Change every "sparkline-chart" in the listing below to "mini-chart" and leave everything else as it is.

■ ■ ■

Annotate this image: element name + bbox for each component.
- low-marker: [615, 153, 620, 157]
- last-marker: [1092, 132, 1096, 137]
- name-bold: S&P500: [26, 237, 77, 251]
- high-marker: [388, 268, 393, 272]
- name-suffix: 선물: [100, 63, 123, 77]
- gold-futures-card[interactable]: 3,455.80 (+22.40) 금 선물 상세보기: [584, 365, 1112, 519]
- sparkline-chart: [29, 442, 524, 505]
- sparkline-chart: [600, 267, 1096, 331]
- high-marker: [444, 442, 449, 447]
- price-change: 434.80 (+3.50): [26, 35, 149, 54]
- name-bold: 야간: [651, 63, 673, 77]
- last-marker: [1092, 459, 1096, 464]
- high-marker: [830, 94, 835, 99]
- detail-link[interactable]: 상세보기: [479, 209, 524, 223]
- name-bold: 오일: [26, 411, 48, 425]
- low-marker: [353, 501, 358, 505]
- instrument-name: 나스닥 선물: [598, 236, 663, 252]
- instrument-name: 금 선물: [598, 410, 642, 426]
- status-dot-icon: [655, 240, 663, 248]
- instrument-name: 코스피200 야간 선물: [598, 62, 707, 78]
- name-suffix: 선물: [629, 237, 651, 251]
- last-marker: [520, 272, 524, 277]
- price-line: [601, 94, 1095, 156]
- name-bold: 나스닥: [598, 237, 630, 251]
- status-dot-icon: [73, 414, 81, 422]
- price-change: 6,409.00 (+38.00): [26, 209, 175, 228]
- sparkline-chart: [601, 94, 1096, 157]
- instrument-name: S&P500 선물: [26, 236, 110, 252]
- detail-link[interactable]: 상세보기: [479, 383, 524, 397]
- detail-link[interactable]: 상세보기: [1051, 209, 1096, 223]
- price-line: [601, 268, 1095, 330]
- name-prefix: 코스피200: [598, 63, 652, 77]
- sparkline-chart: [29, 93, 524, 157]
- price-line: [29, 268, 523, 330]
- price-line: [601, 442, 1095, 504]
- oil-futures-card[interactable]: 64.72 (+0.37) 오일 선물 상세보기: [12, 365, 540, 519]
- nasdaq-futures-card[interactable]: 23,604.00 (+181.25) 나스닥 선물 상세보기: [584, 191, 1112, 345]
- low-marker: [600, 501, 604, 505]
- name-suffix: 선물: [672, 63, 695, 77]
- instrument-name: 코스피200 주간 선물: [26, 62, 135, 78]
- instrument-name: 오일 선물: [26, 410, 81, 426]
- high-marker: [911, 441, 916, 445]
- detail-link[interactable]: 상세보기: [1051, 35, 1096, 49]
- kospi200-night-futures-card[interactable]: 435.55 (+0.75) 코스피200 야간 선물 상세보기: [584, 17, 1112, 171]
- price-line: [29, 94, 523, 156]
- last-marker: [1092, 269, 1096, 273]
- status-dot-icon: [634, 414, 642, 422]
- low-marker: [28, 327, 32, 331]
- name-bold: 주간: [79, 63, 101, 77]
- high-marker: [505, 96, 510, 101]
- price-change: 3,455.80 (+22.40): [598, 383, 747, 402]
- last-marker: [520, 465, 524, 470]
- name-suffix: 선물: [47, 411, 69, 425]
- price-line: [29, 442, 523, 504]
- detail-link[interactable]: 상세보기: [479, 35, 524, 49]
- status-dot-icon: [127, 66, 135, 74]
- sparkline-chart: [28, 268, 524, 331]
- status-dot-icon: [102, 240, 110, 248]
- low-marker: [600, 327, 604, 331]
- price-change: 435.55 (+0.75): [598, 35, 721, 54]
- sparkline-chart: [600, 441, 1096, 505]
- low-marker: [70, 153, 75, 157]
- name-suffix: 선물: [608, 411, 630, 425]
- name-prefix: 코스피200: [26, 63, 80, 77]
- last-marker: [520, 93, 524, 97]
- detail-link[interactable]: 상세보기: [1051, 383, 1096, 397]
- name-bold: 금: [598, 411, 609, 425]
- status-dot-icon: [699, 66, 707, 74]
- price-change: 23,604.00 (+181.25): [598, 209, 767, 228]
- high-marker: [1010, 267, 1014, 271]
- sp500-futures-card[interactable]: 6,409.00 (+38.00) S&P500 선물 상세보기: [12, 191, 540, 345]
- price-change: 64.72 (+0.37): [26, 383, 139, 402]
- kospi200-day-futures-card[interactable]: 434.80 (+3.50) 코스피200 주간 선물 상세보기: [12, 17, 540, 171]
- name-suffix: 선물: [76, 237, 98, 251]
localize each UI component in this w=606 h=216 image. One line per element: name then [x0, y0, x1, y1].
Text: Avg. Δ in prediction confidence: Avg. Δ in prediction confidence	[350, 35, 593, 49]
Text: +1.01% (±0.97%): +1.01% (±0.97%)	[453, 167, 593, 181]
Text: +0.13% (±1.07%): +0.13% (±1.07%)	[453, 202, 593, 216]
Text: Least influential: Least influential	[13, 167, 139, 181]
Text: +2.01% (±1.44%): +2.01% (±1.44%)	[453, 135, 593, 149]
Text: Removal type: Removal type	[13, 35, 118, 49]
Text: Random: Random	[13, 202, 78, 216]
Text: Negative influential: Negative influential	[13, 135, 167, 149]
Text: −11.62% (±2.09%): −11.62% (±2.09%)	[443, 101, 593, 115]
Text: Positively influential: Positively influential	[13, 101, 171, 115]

■ ■ ■

= Worked solution =
Annotate this image: element name + bbox for each component.
- low-marker: [615, 153, 620, 157]
- last-marker: [1092, 132, 1096, 137]
- name-bold: S&P500: [26, 237, 77, 251]
- high-marker: [388, 268, 393, 272]
- name-suffix: 선물: [100, 63, 123, 77]
- gold-futures-card[interactable]: 3,455.80 (+22.40) 금 선물 상세보기: [584, 365, 1112, 519]
- mini-chart: [29, 442, 524, 505]
- mini-chart: [600, 267, 1096, 331]
- high-marker: [444, 442, 449, 447]
- price-change: 434.80 (+3.50): [26, 35, 149, 54]
- name-bold: 야간: [651, 63, 673, 77]
- last-marker: [1092, 459, 1096, 464]
- high-marker: [830, 94, 835, 99]
- detail-link[interactable]: 상세보기: [479, 209, 524, 223]
- name-bold: 오일: [26, 411, 48, 425]
- low-marker: [353, 501, 358, 505]
- instrument-name: 나스닥 선물: [598, 236, 663, 252]
- instrument-name: 금 선물: [598, 410, 642, 426]
- status-dot-icon: [655, 240, 663, 248]
- instrument-name: 코스피200 야간 선물: [598, 62, 707, 78]
- name-suffix: 선물: [629, 237, 651, 251]
- last-marker: [520, 272, 524, 277]
- price-line: [601, 94, 1095, 156]
- name-bold: 나스닥: [598, 237, 630, 251]
- status-dot-icon: [73, 414, 81, 422]
- price-change: 6,409.00 (+38.00): [26, 209, 175, 228]
- mini-chart: [601, 94, 1096, 157]
- instrument-name: S&P500 선물: [26, 236, 110, 252]
- detail-link[interactable]: 상세보기: [479, 383, 524, 397]
- detail-link[interactable]: 상세보기: [1051, 209, 1096, 223]
- price-line: [601, 268, 1095, 330]
- name-prefix: 코스피200: [598, 63, 652, 77]
- mini-chart: [29, 93, 524, 157]
- price-line: [29, 268, 523, 330]
- price-line: [601, 442, 1095, 504]
- oil-futures-card[interactable]: 64.72 (+0.37) 오일 선물 상세보기: [12, 365, 540, 519]
- nasdaq-futures-card[interactable]: 23,604.00 (+181.25) 나스닥 선물 상세보기: [584, 191, 1112, 345]
- low-marker: [600, 501, 604, 505]
- name-suffix: 선물: [672, 63, 695, 77]
- instrument-name: 코스피200 주간 선물: [26, 62, 135, 78]
- instrument-name: 오일 선물: [26, 410, 81, 426]
- high-marker: [911, 441, 916, 445]
- detail-link[interactable]: 상세보기: [1051, 35, 1096, 49]
- kospi200-night-futures-card[interactable]: 435.55 (+0.75) 코스피200 야간 선물 상세보기: [584, 17, 1112, 171]
- price-line: [29, 94, 523, 156]
- last-marker: [1092, 269, 1096, 273]
- status-dot-icon: [634, 414, 642, 422]
- low-marker: [28, 327, 32, 331]
- name-bold: 주간: [79, 63, 101, 77]
- high-marker: [505, 96, 510, 101]
- price-change: 3,455.80 (+22.40): [598, 383, 747, 402]
- last-marker: [520, 465, 524, 470]
- name-suffix: 선물: [47, 411, 69, 425]
- price-line: [29, 442, 523, 504]
- detail-link[interactable]: 상세보기: [479, 35, 524, 49]
- status-dot-icon: [127, 66, 135, 74]
- mini-chart: [28, 268, 524, 331]
- status-dot-icon: [102, 240, 110, 248]
- low-marker: [600, 327, 604, 331]
- price-change: 435.55 (+0.75): [598, 35, 721, 54]
- mini-chart: [600, 441, 1096, 505]
- low-marker: [70, 153, 75, 157]
- name-suffix: 선물: [608, 411, 630, 425]
- name-prefix: 코스피200: [26, 63, 80, 77]
- last-marker: [520, 93, 524, 97]
- detail-link[interactable]: 상세보기: [1051, 383, 1096, 397]
- name-bold: 금: [598, 411, 609, 425]
- status-dot-icon: [699, 66, 707, 74]
- price-change: 23,604.00 (+181.25): [598, 209, 767, 228]
- high-marker: [1010, 267, 1014, 271]
- sp500-futures-card[interactable]: 6,409.00 (+38.00) S&P500 선물 상세보기: [12, 191, 540, 345]
- price-change: 64.72 (+0.37): [26, 383, 139, 402]
- kospi200-day-futures-card[interactable]: 434.80 (+3.50) 코스피200 주간 선물 상세보기: [12, 17, 540, 171]
- name-suffix: 선물: [76, 237, 98, 251]
localize each UI component in this w=606 h=216 image. One line per element: name then [x0, y0, x1, y1].
Text: Avg. Δ in prediction confidence: Avg. Δ in prediction confidence	[350, 35, 593, 49]
Text: +1.01% (±0.97%): +1.01% (±0.97%)	[453, 167, 593, 181]
Text: +0.13% (±1.07%): +0.13% (±1.07%)	[453, 202, 593, 216]
Text: Least influential: Least influential	[13, 167, 139, 181]
Text: +2.01% (±1.44%): +2.01% (±1.44%)	[453, 135, 593, 149]
Text: Removal type: Removal type	[13, 35, 118, 49]
Text: Random: Random	[13, 202, 78, 216]
Text: Negative influential: Negative influential	[13, 135, 167, 149]
Text: −11.62% (±2.09%): −11.62% (±2.09%)	[443, 101, 593, 115]
Text: Positively influential: Positively influential	[13, 101, 171, 115]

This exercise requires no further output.